Data records:
_ _ _

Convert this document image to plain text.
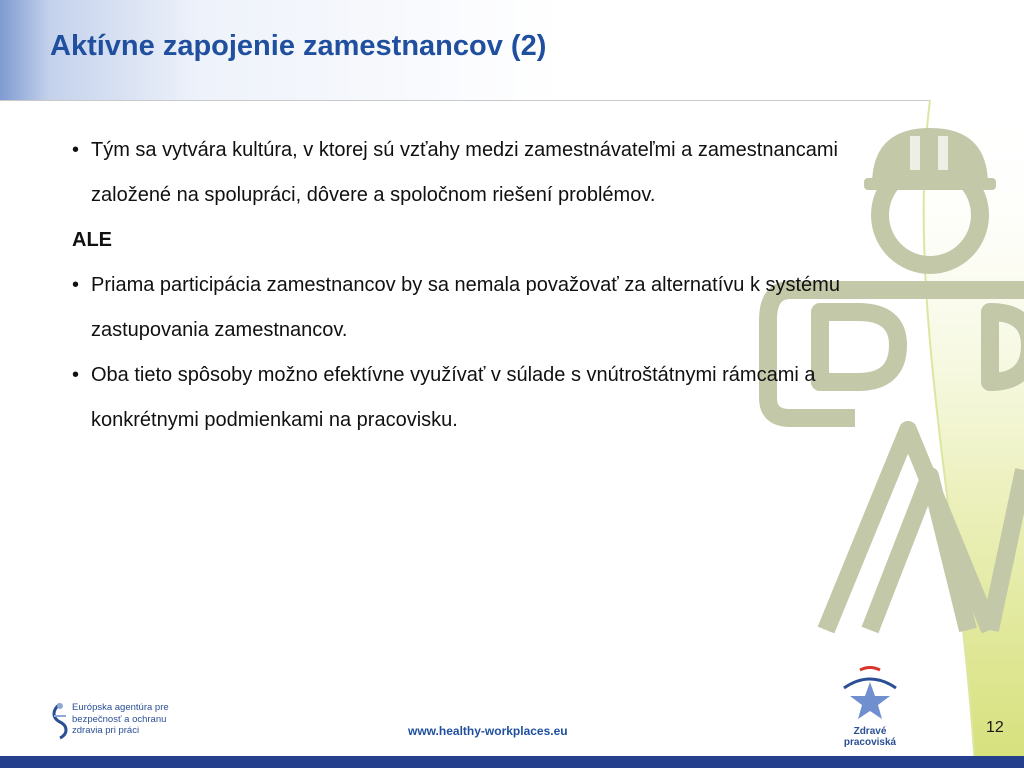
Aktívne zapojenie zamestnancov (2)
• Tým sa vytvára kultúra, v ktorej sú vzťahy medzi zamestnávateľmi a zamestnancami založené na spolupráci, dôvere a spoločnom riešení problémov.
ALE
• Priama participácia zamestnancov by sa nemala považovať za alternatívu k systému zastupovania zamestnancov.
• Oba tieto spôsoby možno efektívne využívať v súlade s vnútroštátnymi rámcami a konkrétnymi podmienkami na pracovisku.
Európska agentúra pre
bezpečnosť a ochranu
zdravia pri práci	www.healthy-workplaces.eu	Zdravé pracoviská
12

_ _ _

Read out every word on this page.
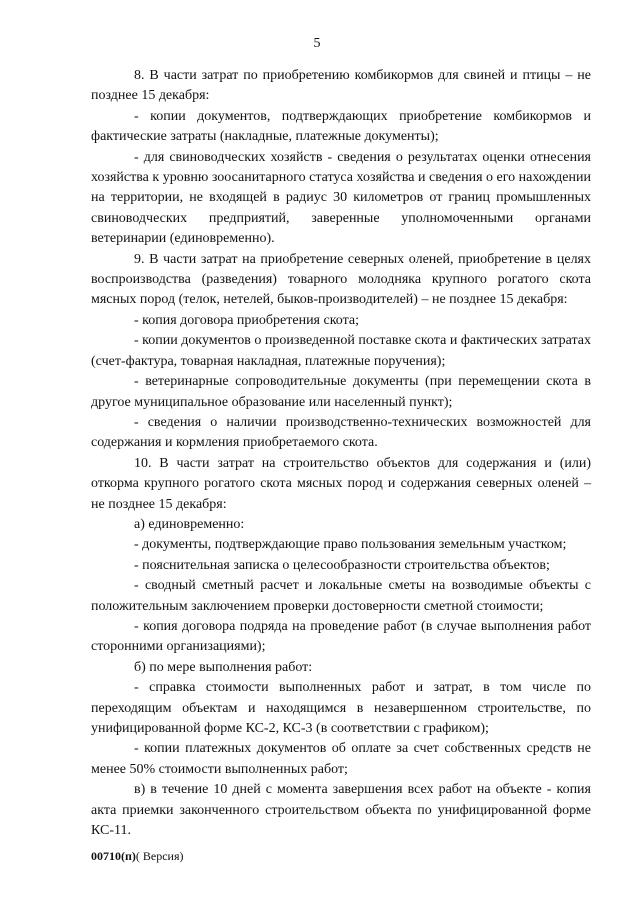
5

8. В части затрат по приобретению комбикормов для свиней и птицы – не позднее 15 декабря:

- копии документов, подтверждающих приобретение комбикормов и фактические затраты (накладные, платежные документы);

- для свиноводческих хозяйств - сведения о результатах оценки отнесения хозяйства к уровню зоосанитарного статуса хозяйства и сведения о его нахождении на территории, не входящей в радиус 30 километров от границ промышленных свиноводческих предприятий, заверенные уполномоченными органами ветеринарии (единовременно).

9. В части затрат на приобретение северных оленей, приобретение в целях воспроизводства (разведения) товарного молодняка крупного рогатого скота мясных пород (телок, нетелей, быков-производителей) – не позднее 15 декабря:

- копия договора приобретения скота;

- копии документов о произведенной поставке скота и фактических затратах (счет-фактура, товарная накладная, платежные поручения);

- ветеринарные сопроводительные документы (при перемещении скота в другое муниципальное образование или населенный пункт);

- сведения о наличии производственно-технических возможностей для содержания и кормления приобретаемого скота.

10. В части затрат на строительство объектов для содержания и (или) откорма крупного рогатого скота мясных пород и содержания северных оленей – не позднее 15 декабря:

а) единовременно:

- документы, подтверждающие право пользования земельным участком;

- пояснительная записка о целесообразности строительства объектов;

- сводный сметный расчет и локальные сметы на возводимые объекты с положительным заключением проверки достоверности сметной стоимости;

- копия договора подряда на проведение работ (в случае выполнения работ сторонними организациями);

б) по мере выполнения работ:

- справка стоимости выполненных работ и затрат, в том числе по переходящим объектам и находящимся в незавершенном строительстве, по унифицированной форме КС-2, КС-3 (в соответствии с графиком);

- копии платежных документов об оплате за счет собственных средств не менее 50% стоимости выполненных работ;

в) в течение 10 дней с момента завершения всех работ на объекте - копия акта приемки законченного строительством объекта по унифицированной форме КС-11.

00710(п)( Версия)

_ _ _

In the entries above, identify every line with the string "унифицированной".

** Exercise result **
- справка стоимости выполненных работ и затрат, в том числе по переходящим объектам и находящимся в незавершенном строительстве, по унифицированной форме КС-2, КС-3 (в соответствии с графиком);
в) в течение 10 дней с момента завершения всех работ на объекте - копия акта приемки законченного строительством объекта по унифицированной форме КС-11.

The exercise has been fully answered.